Every record should be written out exactly, please.

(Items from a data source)

## BEGIN

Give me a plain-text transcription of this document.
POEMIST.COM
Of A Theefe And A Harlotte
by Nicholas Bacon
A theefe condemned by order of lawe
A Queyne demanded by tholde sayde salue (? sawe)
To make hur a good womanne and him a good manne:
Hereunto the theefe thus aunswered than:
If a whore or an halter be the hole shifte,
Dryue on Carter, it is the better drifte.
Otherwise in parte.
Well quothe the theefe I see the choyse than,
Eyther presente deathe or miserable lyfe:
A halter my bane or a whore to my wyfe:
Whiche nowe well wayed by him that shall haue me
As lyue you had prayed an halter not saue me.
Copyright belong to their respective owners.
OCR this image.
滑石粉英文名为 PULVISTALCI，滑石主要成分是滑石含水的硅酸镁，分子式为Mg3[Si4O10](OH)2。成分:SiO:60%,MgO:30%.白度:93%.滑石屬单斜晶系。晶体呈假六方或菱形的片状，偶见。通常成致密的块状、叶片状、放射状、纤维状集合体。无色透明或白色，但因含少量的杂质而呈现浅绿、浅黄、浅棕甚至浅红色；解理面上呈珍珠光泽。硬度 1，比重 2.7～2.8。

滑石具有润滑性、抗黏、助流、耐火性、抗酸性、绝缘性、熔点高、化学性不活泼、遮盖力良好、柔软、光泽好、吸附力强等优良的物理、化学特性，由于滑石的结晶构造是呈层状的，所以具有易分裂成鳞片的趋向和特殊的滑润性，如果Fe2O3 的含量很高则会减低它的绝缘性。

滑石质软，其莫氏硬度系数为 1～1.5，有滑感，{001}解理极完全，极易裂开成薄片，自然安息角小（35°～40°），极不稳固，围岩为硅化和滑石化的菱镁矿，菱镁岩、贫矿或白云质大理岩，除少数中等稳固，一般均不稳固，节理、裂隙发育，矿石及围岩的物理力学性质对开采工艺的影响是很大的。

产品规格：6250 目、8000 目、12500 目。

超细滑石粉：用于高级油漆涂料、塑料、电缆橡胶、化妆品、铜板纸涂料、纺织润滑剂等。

## END

- _Answer to this task_
Give me a plain-text transcription of this document.
POEMIST.COM
Of A Theefe And A Harlotte
by Nicholas Bacon
A theefe condemned by order of lawe
A Queyne demanded by tholde sayde salue (? sawe)
To make hur a good womanne and him a good manne:
Hereunto the theefe thus aunswered than:
If a whore or an halter be the hole shifte,
Dryue on Carter, it is the better drifte.
Otherwise in parte.
Well quothe the theefe I see the choyse than,
Eyther presente deathe or miserable lyfe:
A halter my bane or a whore to my wyfe:
Whiche nowe well wayed by him that shall haue me
As lyue you had prayed an halter not saue me.
Copyright belong to their respective owners.
OCR this image.
滑石粉英文名为 PULVISTALCI，滑石主要成分是滑石含水的硅酸镁，分子式为Mg3[Si4O10](OH)2。成分:SiO:60%,MgO:30%.白度:93%.滑石屬单斜晶系。晶体呈假六方或菱形的片状，偶见。通常成致密的块状、叶片状、放射状、纤维状集合体。无色透明或白色，但因含少量的杂质而呈现浅绿、浅黄、浅棕甚至浅红色；解理面上呈珍珠光泽。硬度 1，比重 2.7～2.8。

滑石具有润滑性、抗黏、助流、耐火性、抗酸性、绝缘性、熔点高、化学性不活泼、遮盖力良好、柔软、光泽好、吸附力强等优良的物理、化学特性，由于滑石的结晶构造是呈层状的，所以具有易分裂成鳞片的趋向和特殊的滑润性，如果Fe2O3 的含量很高则会减低它的绝缘性。

滑石质软，其莫氏硬度系数为 1～1.5，有滑感，{001}解理极完全，极易裂开成薄片，自然安息角小（35°～40°），极不稳固，围岩为硅化和滑石化的菱镁矿，菱镁岩、贫矿或白云质大理岩，除少数中等稳固，一般均不稳固，节理、裂隙发育，矿石及围岩的物理力学性质对开采工艺的影响是很大的。

产品规格：6250 目、8000 目、12500 目。

超细滑石粉：用于高级油漆涂料、塑料、电缆橡胶、化妆品、铜板纸涂料、纺织润滑剂等。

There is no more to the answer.